MATERIAL FOR THIS TASK |
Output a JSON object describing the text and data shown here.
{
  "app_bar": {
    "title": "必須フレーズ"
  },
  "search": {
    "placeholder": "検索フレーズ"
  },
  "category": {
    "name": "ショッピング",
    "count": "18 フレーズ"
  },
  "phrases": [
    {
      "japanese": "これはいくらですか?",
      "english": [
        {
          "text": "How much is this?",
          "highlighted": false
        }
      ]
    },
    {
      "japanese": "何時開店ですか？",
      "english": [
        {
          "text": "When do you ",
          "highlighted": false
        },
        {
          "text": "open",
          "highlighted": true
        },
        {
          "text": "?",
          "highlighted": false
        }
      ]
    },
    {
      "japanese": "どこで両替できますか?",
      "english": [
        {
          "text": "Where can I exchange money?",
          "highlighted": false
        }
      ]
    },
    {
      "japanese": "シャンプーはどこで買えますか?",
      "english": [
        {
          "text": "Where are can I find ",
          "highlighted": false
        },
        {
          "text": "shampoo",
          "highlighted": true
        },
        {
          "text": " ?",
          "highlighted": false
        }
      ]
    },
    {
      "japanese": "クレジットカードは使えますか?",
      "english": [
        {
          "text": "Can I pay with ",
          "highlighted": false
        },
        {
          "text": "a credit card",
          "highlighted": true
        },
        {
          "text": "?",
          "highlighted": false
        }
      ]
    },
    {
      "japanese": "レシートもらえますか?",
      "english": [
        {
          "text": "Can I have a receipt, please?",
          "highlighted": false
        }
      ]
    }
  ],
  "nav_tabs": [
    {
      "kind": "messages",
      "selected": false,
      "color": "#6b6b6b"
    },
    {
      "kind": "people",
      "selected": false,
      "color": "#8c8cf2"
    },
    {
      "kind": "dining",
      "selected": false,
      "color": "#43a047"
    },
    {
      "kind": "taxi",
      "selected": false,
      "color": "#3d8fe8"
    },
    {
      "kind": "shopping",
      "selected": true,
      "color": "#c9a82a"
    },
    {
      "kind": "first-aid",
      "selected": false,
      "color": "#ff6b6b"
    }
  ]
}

DESCRIPTION OF THE TASK | Send back all of the entries exactly, with nothing missing.

EXERCISE SOLUTION |
Output a JSON object describing the text and data shown here.
{
  "app_bar": {
    "title": "必須フレーズ"
  },
  "search": {
    "placeholder": "検索フレーズ"
  },
  "category": {
    "name": "ショッピング",
    "count": "18 フレーズ"
  },
  "phrases": [
    {
      "japanese": "これはいくらですか?",
      "english": [
        {
          "text": "How much is this?",
          "highlighted": false
        }
      ]
    },
    {
      "japanese": "何時開店ですか？",
      "english": [
        {
          "text": "When do you ",
          "highlighted": false
        },
        {
          "text": "open",
          "highlighted": true
        },
        {
          "text": "?",
          "highlighted": false
        }
      ]
    },
    {
      "japanese": "どこで両替できますか?",
      "english": [
        {
          "text": "Where can I exchange money?",
          "highlighted": false
        }
      ]
    },
    {
      "japanese": "シャンプーはどこで買えますか?",
      "english": [
        {
          "text": "Where are can I find ",
          "highlighted": false
        },
        {
          "text": "shampoo",
          "highlighted": true
        },
        {
          "text": " ?",
          "highlighted": false
        }
      ]
    },
    {
      "japanese": "クレジットカードは使えますか?",
      "english": [
        {
          "text": "Can I pay with ",
          "highlighted": false
        },
        {
          "text": "a credit card",
          "highlighted": true
        },
        {
          "text": "?",
          "highlighted": false
        }
      ]
    },
    {
      "japanese": "レシートもらえますか?",
      "english": [
        {
          "text": "Can I have a receipt, please?",
          "highlighted": false
        }
      ]
    }
  ],
  "nav_tabs": [
    {
      "kind": "messages",
      "selected": false,
      "color": "#6b6b6b"
    },
    {
      "kind": "people",
      "selected": false,
      "color": "#8c8cf2"
    },
    {
      "kind": "dining",
      "selected": false,
      "color": "#43a047"
    },
    {
      "kind": "taxi",
      "selected": false,
      "color": "#3d8fe8"
    },
    {
      "kind": "shopping",
      "selected": true,
      "color": "#c9a82a"
    },
    {
      "kind": "first-aid",
      "selected": false,
      "color": "#ff6b6b"
    }
  ]
}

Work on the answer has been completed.